- [Problem to work on]
Reproduce the listing below word for word, from its start through the line containing "treemap-tile-small[interactable] bbox=[895, 441, 908, 452]".

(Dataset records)
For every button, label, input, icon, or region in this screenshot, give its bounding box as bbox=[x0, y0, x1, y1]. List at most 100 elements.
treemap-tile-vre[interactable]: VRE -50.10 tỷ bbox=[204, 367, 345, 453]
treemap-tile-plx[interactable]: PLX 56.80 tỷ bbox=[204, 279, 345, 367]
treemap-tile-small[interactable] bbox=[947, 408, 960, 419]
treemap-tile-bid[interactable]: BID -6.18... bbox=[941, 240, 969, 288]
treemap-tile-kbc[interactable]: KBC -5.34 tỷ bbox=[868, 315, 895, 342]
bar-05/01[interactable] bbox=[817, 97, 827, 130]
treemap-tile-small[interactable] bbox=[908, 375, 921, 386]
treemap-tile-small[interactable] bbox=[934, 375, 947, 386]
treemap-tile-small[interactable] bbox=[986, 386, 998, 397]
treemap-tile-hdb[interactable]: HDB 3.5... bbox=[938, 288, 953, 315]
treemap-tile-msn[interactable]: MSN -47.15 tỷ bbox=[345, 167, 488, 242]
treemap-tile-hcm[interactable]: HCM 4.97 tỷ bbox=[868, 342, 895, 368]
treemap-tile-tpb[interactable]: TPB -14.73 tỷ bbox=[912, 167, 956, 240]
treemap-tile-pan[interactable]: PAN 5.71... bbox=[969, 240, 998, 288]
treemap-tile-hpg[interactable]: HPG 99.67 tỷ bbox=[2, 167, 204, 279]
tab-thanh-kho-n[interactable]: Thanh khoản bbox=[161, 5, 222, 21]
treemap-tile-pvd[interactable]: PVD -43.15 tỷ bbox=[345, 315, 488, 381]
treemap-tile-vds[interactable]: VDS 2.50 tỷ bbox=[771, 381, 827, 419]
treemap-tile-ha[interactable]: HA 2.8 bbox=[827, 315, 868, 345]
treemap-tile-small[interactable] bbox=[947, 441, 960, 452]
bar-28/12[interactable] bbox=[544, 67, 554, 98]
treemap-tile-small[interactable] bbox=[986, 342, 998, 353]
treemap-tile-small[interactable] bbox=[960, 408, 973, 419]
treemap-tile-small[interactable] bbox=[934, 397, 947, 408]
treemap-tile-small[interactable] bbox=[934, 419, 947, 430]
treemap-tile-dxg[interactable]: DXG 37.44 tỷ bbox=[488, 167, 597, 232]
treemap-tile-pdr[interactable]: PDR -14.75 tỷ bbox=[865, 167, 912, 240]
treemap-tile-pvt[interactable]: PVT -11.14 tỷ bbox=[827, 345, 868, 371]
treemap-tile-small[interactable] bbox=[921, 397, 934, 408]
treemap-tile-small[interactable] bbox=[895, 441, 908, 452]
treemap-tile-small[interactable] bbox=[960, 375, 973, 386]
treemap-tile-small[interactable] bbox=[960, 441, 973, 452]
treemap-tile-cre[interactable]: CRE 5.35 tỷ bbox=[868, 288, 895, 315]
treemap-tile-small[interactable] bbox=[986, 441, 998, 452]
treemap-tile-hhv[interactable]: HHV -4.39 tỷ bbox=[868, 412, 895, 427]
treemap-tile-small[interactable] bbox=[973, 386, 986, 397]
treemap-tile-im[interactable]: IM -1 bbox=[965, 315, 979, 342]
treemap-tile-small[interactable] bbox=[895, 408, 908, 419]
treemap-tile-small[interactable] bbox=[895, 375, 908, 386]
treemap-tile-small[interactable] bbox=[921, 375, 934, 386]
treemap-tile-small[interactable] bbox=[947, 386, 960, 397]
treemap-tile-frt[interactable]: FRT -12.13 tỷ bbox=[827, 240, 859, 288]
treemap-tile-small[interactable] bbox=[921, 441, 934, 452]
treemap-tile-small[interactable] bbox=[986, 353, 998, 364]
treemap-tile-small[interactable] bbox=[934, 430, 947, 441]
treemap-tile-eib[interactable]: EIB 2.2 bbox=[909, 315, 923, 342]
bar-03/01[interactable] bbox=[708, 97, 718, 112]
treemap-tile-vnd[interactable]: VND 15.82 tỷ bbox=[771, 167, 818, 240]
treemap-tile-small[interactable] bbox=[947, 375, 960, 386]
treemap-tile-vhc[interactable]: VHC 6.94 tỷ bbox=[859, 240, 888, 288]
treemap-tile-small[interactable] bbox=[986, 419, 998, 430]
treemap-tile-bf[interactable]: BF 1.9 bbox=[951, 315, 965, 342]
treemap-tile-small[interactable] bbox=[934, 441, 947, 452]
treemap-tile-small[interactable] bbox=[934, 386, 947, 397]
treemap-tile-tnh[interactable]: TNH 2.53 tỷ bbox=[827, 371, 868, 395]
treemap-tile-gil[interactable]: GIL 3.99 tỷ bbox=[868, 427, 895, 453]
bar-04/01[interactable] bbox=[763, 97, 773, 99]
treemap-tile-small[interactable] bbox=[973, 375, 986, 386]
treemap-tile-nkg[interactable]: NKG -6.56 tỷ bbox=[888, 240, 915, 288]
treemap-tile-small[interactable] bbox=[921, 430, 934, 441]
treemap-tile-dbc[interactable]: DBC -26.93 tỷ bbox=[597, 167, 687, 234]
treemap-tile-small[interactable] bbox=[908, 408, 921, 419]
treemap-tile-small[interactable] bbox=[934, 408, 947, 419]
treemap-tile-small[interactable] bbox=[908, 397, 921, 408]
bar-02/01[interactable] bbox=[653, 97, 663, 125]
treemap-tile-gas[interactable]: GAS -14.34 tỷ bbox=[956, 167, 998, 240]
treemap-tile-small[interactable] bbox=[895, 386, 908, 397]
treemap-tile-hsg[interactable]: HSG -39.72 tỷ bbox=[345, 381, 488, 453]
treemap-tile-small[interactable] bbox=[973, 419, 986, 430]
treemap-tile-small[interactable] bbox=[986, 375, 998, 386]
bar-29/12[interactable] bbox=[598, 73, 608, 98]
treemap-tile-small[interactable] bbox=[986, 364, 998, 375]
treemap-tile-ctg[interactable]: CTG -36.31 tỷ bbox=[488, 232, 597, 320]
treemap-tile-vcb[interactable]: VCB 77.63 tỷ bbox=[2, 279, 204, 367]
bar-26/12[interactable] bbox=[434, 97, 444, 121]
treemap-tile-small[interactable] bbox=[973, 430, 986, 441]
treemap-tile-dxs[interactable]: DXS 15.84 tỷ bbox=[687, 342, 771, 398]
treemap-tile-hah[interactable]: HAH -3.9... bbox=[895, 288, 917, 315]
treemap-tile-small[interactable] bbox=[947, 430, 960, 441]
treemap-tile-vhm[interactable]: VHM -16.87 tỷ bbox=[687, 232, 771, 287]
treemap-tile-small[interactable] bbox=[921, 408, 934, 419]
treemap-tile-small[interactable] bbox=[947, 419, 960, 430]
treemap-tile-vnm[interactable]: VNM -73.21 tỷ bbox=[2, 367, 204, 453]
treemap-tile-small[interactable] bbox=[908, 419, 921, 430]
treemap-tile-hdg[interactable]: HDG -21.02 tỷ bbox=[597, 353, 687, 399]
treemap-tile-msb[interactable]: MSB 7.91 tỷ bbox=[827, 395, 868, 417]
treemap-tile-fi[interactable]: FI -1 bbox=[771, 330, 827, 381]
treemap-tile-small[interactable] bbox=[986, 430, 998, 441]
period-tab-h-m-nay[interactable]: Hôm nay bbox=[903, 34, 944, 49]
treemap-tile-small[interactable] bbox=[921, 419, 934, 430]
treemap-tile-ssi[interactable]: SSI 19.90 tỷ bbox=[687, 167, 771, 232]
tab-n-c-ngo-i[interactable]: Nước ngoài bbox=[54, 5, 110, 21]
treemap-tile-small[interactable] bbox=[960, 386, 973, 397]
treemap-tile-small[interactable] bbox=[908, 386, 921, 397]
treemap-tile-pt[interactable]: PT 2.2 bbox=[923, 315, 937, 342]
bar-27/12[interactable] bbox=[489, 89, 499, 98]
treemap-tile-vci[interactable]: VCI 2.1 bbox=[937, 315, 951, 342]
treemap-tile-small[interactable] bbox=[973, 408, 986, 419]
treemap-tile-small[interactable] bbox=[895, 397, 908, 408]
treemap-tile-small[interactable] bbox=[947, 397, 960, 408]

- [Written solution]
For every button, label, input, icon, or region in this screenshot, give its bounding box as bbox=[x0, y0, x1, y1]. List at most 100 elements.
treemap-tile-vre[interactable]: VRE -50.10 tỷ bbox=[204, 367, 345, 453]
treemap-tile-plx[interactable]: PLX 56.80 tỷ bbox=[204, 279, 345, 367]
treemap-tile-small[interactable] bbox=[947, 408, 960, 419]
treemap-tile-bid[interactable]: BID -6.18... bbox=[941, 240, 969, 288]
treemap-tile-kbc[interactable]: KBC -5.34 tỷ bbox=[868, 315, 895, 342]
bar-05/01[interactable] bbox=[817, 97, 827, 130]
treemap-tile-small[interactable] bbox=[908, 375, 921, 386]
treemap-tile-small[interactable] bbox=[934, 375, 947, 386]
treemap-tile-small[interactable] bbox=[986, 386, 998, 397]
treemap-tile-hdb[interactable]: HDB 3.5... bbox=[938, 288, 953, 315]
treemap-tile-msn[interactable]: MSN -47.15 tỷ bbox=[345, 167, 488, 242]
treemap-tile-hcm[interactable]: HCM 4.97 tỷ bbox=[868, 342, 895, 368]
treemap-tile-tpb[interactable]: TPB -14.73 tỷ bbox=[912, 167, 956, 240]
treemap-tile-pan[interactable]: PAN 5.71... bbox=[969, 240, 998, 288]
treemap-tile-hpg[interactable]: HPG 99.67 tỷ bbox=[2, 167, 204, 279]
tab-thanh-kho-n[interactable]: Thanh khoản bbox=[161, 5, 222, 21]
treemap-tile-pvd[interactable]: PVD -43.15 tỷ bbox=[345, 315, 488, 381]
treemap-tile-vds[interactable]: VDS 2.50 tỷ bbox=[771, 381, 827, 419]
treemap-tile-ha[interactable]: HA 2.8 bbox=[827, 315, 868, 345]
treemap-tile-small[interactable] bbox=[947, 441, 960, 452]
bar-28/12[interactable] bbox=[544, 67, 554, 98]
treemap-tile-small[interactable] bbox=[986, 342, 998, 353]
treemap-tile-small[interactable] bbox=[960, 408, 973, 419]
treemap-tile-small[interactable] bbox=[934, 397, 947, 408]
treemap-tile-small[interactable] bbox=[934, 419, 947, 430]
treemap-tile-dxg[interactable]: DXG 37.44 tỷ bbox=[488, 167, 597, 232]
treemap-tile-pdr[interactable]: PDR -14.75 tỷ bbox=[865, 167, 912, 240]
treemap-tile-pvt[interactable]: PVT -11.14 tỷ bbox=[827, 345, 868, 371]
treemap-tile-small[interactable] bbox=[921, 397, 934, 408]
treemap-tile-small[interactable] bbox=[895, 441, 908, 452]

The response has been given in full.